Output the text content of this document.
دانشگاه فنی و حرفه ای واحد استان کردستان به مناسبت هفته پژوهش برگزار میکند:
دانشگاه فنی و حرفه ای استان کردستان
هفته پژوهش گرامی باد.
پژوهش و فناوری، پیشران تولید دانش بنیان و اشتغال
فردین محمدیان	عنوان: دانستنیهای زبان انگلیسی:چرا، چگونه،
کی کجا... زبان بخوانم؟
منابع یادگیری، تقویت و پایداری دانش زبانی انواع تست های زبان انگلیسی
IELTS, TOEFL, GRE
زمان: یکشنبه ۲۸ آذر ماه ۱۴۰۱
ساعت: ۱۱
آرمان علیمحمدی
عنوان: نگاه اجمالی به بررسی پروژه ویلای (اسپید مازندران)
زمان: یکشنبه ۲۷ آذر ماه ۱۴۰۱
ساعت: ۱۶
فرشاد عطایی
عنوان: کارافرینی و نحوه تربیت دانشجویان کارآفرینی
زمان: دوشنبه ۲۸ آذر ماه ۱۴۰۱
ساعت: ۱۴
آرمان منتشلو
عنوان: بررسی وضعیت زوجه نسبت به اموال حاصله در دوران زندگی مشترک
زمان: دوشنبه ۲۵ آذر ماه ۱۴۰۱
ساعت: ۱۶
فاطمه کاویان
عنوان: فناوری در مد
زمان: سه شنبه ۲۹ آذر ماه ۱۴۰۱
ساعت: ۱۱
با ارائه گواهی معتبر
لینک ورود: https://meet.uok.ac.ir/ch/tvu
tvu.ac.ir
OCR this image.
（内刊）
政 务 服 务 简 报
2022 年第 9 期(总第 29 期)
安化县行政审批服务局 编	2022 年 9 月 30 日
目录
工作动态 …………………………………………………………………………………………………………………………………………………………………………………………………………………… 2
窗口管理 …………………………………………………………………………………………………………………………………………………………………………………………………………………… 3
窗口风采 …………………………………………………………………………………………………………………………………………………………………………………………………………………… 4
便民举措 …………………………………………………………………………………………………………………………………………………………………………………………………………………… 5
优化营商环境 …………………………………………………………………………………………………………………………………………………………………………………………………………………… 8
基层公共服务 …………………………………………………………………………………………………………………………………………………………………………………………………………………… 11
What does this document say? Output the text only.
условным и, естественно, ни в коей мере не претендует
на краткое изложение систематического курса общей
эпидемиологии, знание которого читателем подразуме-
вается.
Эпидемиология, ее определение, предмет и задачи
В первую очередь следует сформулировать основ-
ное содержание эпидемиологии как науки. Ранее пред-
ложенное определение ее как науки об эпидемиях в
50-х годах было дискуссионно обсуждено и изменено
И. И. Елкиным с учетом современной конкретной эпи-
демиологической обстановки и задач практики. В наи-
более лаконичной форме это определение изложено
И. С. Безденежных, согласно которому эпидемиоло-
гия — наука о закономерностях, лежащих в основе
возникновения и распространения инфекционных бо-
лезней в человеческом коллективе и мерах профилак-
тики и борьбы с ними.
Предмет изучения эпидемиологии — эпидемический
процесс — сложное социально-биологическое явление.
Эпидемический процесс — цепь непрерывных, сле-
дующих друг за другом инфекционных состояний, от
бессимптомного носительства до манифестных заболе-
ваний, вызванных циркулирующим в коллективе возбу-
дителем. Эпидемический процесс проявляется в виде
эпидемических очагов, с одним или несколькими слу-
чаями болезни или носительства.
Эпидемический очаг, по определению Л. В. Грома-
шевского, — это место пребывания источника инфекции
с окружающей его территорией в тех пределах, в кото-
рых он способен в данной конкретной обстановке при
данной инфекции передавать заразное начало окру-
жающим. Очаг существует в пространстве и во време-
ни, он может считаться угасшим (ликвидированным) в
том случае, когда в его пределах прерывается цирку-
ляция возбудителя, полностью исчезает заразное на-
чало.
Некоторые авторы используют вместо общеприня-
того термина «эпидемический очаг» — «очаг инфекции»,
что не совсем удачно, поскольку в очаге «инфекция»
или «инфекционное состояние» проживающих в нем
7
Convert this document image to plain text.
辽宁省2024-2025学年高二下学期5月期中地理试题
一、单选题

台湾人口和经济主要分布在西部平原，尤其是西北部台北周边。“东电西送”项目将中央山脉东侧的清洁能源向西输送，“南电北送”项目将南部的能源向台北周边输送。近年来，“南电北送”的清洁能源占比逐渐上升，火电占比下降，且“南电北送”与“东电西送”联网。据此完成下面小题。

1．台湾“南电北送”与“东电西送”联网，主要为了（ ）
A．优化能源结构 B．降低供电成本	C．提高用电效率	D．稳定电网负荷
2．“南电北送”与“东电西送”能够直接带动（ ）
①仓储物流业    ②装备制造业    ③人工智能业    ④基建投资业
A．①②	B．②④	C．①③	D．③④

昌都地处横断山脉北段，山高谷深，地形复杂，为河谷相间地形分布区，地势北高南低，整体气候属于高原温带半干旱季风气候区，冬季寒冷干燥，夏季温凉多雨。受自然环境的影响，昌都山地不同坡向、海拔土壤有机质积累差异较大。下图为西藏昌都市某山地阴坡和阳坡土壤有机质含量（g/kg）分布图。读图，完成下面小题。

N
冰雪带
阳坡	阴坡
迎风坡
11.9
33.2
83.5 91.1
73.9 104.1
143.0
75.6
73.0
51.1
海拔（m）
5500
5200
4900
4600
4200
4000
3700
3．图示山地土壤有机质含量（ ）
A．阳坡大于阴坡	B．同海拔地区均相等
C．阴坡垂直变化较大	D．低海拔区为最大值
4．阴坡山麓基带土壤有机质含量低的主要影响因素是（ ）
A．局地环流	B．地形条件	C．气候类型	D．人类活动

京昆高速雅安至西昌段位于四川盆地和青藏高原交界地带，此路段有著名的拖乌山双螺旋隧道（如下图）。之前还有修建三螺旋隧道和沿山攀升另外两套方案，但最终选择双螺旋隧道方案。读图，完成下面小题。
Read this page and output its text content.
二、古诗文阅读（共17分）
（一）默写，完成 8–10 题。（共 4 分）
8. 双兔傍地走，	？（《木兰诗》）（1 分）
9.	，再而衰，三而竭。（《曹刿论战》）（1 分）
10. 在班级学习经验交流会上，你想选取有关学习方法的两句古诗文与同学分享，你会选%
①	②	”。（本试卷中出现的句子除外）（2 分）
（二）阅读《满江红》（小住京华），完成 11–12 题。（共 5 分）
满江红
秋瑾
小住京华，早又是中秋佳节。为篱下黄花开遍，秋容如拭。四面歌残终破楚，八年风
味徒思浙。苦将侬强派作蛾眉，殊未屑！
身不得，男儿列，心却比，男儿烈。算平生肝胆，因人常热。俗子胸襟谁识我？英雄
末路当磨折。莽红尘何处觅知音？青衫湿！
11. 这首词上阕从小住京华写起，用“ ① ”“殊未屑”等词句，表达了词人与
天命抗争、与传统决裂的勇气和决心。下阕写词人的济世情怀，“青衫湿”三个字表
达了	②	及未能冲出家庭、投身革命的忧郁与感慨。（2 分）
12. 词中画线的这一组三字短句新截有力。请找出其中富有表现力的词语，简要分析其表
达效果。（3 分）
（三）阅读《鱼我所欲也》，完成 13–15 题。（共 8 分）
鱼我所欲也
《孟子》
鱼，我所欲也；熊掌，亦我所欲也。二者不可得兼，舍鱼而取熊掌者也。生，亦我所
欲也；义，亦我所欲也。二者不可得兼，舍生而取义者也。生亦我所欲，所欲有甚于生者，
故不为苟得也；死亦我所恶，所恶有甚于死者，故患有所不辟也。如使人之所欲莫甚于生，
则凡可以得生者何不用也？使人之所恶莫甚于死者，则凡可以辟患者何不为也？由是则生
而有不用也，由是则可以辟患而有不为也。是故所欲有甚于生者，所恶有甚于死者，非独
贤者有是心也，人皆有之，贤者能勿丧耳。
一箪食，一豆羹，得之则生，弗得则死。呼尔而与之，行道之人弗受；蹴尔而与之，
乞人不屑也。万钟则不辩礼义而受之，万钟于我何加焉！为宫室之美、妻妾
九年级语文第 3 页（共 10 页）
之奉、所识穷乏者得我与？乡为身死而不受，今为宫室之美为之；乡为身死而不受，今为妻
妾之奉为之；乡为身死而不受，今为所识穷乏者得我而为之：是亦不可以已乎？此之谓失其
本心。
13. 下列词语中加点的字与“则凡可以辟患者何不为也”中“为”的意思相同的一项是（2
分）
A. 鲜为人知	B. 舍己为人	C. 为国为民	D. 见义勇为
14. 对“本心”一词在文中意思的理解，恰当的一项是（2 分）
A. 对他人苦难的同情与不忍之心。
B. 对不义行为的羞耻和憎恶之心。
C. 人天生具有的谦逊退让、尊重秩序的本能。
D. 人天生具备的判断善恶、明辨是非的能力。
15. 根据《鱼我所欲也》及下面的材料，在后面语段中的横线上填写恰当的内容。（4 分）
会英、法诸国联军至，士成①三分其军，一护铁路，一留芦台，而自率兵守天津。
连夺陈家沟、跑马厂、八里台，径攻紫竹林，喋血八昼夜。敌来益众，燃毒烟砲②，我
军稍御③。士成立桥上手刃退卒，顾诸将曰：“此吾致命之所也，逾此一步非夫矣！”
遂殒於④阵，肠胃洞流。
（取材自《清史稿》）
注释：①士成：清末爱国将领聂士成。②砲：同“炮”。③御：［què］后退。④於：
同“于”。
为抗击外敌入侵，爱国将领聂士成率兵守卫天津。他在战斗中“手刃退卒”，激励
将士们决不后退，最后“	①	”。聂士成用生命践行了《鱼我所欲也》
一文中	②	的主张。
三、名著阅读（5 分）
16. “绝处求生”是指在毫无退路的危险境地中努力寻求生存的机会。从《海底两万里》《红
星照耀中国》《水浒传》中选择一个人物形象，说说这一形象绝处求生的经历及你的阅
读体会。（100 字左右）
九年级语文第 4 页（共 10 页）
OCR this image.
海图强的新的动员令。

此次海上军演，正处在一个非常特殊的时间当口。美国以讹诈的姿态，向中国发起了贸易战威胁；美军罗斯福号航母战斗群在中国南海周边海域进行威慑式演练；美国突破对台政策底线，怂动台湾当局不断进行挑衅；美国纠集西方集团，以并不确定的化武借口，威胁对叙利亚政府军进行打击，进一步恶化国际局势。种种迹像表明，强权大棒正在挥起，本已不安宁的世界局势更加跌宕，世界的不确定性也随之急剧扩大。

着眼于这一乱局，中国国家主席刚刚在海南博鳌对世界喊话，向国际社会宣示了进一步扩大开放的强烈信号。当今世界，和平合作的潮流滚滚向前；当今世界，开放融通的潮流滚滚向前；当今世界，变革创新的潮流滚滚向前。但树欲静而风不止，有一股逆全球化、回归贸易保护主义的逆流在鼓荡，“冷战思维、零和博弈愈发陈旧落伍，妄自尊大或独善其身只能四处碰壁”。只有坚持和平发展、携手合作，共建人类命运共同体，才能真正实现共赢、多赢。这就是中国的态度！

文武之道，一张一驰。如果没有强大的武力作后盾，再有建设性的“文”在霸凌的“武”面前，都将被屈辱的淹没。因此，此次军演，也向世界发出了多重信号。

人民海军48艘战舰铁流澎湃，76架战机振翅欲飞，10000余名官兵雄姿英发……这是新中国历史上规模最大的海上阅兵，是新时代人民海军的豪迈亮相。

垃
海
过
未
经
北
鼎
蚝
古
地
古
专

• [What is needed]:
Reproduce every line from the entries that holds the word "هفته".

• [The response]:
دانشگاه فنی و حرفه ای واحد استان کردستان به مناسبت هفته پژوهش برگزار میکند:
هفته پژوهش گرامی باد.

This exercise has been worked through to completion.